# START OF RECORDS FOR THE TASK
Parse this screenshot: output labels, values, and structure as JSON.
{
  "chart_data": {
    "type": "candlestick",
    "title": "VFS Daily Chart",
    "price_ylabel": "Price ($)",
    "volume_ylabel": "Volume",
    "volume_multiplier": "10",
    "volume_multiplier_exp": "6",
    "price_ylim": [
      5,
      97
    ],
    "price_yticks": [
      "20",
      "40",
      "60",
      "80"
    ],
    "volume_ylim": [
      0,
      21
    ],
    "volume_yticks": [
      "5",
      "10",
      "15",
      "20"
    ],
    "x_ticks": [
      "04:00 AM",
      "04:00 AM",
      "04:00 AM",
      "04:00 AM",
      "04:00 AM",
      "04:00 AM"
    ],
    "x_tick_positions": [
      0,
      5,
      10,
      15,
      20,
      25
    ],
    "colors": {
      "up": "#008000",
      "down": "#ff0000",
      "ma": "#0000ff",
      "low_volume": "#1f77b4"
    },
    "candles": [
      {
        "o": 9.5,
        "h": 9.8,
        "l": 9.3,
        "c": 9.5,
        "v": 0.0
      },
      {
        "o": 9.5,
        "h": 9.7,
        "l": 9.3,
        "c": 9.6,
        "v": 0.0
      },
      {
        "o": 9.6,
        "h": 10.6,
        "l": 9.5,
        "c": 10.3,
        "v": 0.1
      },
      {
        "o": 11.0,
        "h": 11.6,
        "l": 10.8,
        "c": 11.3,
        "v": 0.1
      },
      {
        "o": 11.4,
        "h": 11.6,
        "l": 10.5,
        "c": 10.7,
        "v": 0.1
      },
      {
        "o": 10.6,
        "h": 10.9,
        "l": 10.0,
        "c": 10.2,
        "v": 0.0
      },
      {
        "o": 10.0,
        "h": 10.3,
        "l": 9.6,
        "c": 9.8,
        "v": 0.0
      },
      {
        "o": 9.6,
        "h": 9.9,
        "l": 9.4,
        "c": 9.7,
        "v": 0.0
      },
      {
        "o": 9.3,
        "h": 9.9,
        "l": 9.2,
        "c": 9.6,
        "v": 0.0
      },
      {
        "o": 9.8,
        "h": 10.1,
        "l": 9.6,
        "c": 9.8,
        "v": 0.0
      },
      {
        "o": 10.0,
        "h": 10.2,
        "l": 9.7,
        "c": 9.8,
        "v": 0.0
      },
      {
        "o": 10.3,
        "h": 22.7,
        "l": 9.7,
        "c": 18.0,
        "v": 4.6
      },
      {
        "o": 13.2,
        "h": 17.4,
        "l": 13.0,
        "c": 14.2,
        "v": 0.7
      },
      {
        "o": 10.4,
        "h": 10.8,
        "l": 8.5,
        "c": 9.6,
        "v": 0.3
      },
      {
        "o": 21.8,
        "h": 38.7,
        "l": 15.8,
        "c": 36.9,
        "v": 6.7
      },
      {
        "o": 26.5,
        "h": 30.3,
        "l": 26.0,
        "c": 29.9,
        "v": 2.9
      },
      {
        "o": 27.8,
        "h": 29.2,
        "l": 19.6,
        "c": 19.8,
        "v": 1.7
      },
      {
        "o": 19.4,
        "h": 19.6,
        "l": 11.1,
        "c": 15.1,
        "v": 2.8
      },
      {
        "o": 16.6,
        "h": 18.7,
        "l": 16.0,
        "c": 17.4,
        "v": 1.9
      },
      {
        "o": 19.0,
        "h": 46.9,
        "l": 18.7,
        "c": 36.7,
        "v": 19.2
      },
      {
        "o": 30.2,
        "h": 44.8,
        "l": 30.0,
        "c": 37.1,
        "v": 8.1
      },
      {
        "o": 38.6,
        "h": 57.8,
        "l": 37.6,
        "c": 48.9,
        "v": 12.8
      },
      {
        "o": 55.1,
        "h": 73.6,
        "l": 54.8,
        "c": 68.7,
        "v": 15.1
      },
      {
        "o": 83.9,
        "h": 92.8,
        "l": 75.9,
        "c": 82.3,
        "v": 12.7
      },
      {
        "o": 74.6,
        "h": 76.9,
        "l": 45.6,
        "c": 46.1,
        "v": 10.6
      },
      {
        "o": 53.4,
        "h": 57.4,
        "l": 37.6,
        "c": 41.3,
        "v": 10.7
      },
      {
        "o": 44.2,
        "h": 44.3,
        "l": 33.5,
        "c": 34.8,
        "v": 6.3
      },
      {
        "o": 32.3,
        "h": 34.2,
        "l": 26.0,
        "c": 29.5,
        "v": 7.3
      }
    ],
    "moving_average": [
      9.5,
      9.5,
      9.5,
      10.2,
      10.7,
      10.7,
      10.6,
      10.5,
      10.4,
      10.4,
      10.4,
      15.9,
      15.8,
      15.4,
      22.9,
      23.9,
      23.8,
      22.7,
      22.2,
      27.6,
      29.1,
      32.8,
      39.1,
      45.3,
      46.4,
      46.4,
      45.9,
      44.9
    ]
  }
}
# END OF RECORDS FOR THE TASK
Give back the data above exactly as it appears.

▸ OUTPUT OF THE EXERCISE
Parse this screenshot: output labels, values, and structure as JSON.
{
  "chart_data": {
    "type": "candlestick",
    "title": "VFS Daily Chart",
    "price_ylabel": "Price ($)",
    "volume_ylabel": "Volume",
    "volume_multiplier": "10",
    "volume_multiplier_exp": "6",
    "price_ylim": [
      5,
      97
    ],
    "price_yticks": [
      "20",
      "40",
      "60",
      "80"
    ],
    "volume_ylim": [
      0,
      21
    ],
    "volume_yticks": [
      "5",
      "10",
      "15",
      "20"
    ],
    "x_ticks": [
      "04:00 AM",
      "04:00 AM",
      "04:00 AM",
      "04:00 AM",
      "04:00 AM",
      "04:00 AM"
    ],
    "x_tick_positions": [
      0,
      5,
      10,
      15,
      20,
      25
    ],
    "colors": {
      "up": "#008000",
      "down": "#ff0000",
      "ma": "#0000ff",
      "low_volume": "#1f77b4"
    },
    "candles": [
      {
        "o": 9.5,
        "h": 9.8,
        "l": 9.3,
        "c": 9.5,
        "v": 0.0
      },
      {
        "o": 9.5,
        "h": 9.7,
        "l": 9.3,
        "c": 9.6,
        "v": 0.0
      },
      {
        "o": 9.6,
        "h": 10.6,
        "l": 9.5,
        "c": 10.3,
        "v": 0.1
      },
      {
        "o": 11.0,
        "h": 11.6,
        "l": 10.8,
        "c": 11.3,
        "v": 0.1
      },
      {
        "o": 11.4,
        "h": 11.6,
        "l": 10.5,
        "c": 10.7,
        "v": 0.1
      },
      {
        "o": 10.6,
        "h": 10.9,
        "l": 10.0,
        "c": 10.2,
        "v": 0.0
      },
      {
        "o": 10.0,
        "h": 10.3,
        "l": 9.6,
        "c": 9.8,
        "v": 0.0
      },
      {
        "o": 9.6,
        "h": 9.9,
        "l": 9.4,
        "c": 9.7,
        "v": 0.0
      },
      {
        "o": 9.3,
        "h": 9.9,
        "l": 9.2,
        "c": 9.6,
        "v": 0.0
      },
      {
        "o": 9.8,
        "h": 10.1,
        "l": 9.6,
        "c": 9.8,
        "v": 0.0
      },
      {
        "o": 10.0,
        "h": 10.2,
        "l": 9.7,
        "c": 9.8,
        "v": 0.0
      },
      {
        "o": 10.3,
        "h": 22.7,
        "l": 9.7,
        "c": 18.0,
        "v": 4.6
      },
      {
        "o": 13.2,
        "h": 17.4,
        "l": 13.0,
        "c": 14.2,
        "v": 0.7
      },
      {
        "o": 10.4,
        "h": 10.8,
        "l": 8.5,
        "c": 9.6,
        "v": 0.3
      },
      {
        "o": 21.8,
        "h": 38.7,
        "l": 15.8,
        "c": 36.9,
        "v": 6.7
      },
      {
        "o": 26.5,
        "h": 30.3,
        "l": 26.0,
        "c": 29.9,
        "v": 2.9
      },
      {
        "o": 27.8,
        "h": 29.2,
        "l": 19.6,
        "c": 19.8,
        "v": 1.7
      },
      {
        "o": 19.4,
        "h": 19.6,
        "l": 11.1,
        "c": 15.1,
        "v": 2.8
      },
      {
        "o": 16.6,
        "h": 18.7,
        "l": 16.0,
        "c": 17.4,
        "v": 1.9
      },
      {
        "o": 19.0,
        "h": 46.9,
        "l": 18.7,
        "c": 36.7,
        "v": 19.2
      },
      {
        "o": 30.2,
        "h": 44.8,
        "l": 30.0,
        "c": 37.1,
        "v": 8.1
      },
      {
        "o": 38.6,
        "h": 57.8,
        "l": 37.6,
        "c": 48.9,
        "v": 12.8
      },
      {
        "o": 55.1,
        "h": 73.6,
        "l": 54.8,
        "c": 68.7,
        "v": 15.1
      },
      {
        "o": 83.9,
        "h": 92.8,
        "l": 75.9,
        "c": 82.3,
        "v": 12.7
      },
      {
        "o": 74.6,
        "h": 76.9,
        "l": 45.6,
        "c": 46.1,
        "v": 10.6
      },
      {
        "o": 53.4,
        "h": 57.4,
        "l": 37.6,
        "c": 41.3,
        "v": 10.7
      },
      {
        "o": 44.2,
        "h": 44.3,
        "l": 33.5,
        "c": 34.8,
        "v": 6.3
      },
      {
        "o": 32.3,
        "h": 34.2,
        "l": 26.0,
        "c": 29.5,
        "v": 7.3
      }
    ],
    "moving_average": [
      9.5,
      9.5,
      9.5,
      10.2,
      10.7,
      10.7,
      10.6,
      10.5,
      10.4,
      10.4,
      10.4,
      15.9,
      15.8,
      15.4,
      22.9,
      23.9,
      23.8,
      22.7,
      22.2,
      27.6,
      29.1,
      32.8,
      39.1,
      45.3,
      46.4,
      46.4,
      45.9,
      44.9
    ]
  }
}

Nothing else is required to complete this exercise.